**Source data**

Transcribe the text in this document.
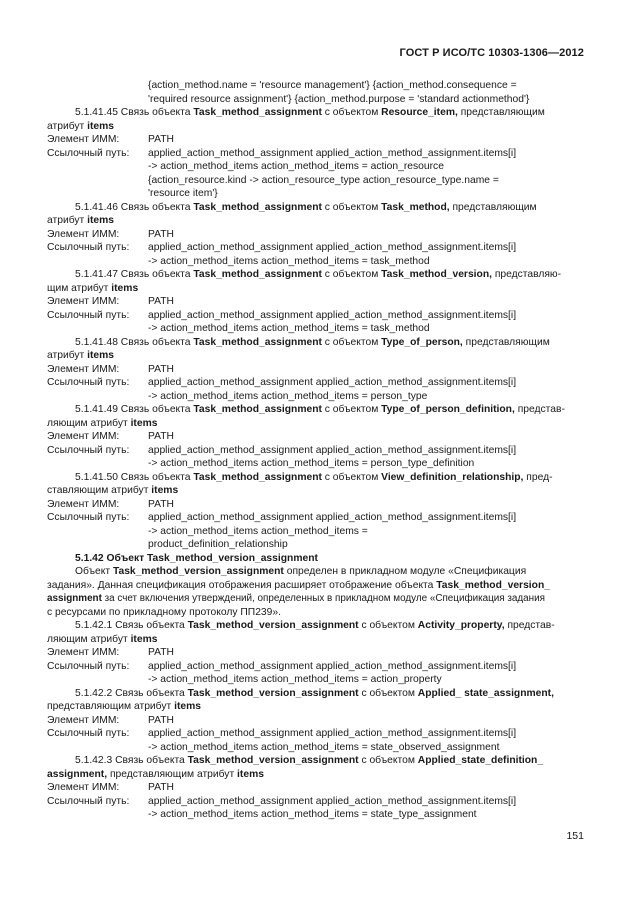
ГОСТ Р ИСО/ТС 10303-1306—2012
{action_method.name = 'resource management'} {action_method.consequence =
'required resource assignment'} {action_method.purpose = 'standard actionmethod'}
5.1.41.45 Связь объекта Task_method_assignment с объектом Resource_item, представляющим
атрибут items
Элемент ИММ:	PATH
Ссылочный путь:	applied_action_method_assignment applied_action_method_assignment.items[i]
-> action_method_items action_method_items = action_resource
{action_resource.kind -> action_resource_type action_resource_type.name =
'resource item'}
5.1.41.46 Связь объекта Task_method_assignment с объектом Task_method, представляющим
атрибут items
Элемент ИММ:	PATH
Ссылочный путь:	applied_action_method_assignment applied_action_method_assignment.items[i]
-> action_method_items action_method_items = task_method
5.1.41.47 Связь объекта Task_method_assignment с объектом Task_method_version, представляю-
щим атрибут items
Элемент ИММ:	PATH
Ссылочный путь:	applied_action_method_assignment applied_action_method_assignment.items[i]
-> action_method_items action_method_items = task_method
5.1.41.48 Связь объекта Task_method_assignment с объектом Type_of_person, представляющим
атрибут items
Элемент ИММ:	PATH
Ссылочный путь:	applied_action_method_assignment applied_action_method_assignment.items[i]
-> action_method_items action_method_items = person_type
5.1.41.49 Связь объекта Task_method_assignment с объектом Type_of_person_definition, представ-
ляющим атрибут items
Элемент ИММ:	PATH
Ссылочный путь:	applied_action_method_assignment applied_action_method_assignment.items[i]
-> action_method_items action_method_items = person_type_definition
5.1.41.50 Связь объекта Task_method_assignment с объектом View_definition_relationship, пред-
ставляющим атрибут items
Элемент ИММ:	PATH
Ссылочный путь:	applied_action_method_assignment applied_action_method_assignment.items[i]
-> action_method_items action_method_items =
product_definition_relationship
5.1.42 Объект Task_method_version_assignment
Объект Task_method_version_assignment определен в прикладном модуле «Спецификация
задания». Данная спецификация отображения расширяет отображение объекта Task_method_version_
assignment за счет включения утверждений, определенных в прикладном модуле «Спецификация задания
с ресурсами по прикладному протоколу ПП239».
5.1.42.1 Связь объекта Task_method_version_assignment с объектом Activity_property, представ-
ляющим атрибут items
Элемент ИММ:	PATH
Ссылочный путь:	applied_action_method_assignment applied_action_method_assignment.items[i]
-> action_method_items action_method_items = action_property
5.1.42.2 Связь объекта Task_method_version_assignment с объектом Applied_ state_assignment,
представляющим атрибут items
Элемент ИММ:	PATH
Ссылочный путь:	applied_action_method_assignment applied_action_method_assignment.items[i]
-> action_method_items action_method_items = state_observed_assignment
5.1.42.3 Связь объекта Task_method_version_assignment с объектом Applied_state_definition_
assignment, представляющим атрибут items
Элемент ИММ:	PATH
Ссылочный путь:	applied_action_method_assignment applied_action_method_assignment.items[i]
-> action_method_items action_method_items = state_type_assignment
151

--

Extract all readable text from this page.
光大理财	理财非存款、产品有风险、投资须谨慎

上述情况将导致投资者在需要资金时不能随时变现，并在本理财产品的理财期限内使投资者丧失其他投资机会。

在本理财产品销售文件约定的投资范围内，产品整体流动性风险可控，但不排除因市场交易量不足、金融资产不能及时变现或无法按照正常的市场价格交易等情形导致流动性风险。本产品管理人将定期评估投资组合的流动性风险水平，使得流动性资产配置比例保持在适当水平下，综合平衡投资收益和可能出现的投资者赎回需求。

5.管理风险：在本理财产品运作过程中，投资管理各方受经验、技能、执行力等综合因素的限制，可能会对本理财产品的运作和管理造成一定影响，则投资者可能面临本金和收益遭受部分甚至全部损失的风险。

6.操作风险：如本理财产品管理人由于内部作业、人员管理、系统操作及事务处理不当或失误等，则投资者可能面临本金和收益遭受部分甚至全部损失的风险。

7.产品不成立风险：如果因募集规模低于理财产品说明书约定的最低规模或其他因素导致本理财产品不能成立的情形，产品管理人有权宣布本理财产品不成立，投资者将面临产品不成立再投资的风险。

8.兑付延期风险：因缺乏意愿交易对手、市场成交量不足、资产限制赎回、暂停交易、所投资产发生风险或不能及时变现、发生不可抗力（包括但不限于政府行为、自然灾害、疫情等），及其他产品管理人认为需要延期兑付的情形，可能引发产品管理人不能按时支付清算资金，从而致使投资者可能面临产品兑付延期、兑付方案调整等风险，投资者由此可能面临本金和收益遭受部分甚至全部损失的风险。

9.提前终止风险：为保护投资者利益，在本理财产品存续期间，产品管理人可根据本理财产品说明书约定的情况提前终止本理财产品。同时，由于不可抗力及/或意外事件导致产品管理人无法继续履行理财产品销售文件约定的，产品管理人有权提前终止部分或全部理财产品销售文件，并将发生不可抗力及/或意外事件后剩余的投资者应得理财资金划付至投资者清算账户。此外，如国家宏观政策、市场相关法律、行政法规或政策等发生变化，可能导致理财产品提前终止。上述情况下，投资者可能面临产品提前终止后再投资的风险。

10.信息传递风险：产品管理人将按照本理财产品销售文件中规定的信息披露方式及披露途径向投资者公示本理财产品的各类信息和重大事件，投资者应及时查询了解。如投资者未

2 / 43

* * *

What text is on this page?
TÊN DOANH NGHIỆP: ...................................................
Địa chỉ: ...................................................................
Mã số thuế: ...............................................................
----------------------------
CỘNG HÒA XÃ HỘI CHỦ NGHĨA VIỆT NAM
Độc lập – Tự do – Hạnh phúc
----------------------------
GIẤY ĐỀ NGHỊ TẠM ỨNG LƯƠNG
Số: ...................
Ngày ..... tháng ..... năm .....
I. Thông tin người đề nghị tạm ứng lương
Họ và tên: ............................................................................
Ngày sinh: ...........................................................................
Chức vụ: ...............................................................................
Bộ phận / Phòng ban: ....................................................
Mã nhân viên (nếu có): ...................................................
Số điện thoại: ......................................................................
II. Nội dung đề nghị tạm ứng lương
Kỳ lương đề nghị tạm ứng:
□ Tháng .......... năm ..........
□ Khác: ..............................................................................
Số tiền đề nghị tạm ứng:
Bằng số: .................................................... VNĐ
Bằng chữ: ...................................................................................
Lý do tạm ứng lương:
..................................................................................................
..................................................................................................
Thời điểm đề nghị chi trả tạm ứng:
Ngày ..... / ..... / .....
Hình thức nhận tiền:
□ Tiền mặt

**What you should do**
Where a line contains "Связь", copy that line.

**Answer to the task**
5.1.41.45 Связь объекта Task_method_assignment с объектом Resource_item, представляющим
5.1.41.46 Связь объекта Task_method_assignment с объектом Task_method, представляющим
5.1.41.47 Связь объекта Task_method_assignment с объектом Task_method_version, представляю-
5.1.41.48 Связь объекта Task_method_assignment с объектом Type_of_person, представляющим
5.1.41.49 Связь объекта Task_method_assignment с объектом Type_of_person_definition, представ-
5.1.41.50 Связь объекта Task_method_assignment с объектом View_definition_relationship, пред-
5.1.42.1 Связь объекта Task_method_version_assignment с объектом Activity_property, представ-
5.1.42.2 Связь объекта Task_method_version_assignment с объектом Applied_ state_assignment,
5.1.42.3 Связь объекта Task_method_version_assignment с объектом Applied_state_definition_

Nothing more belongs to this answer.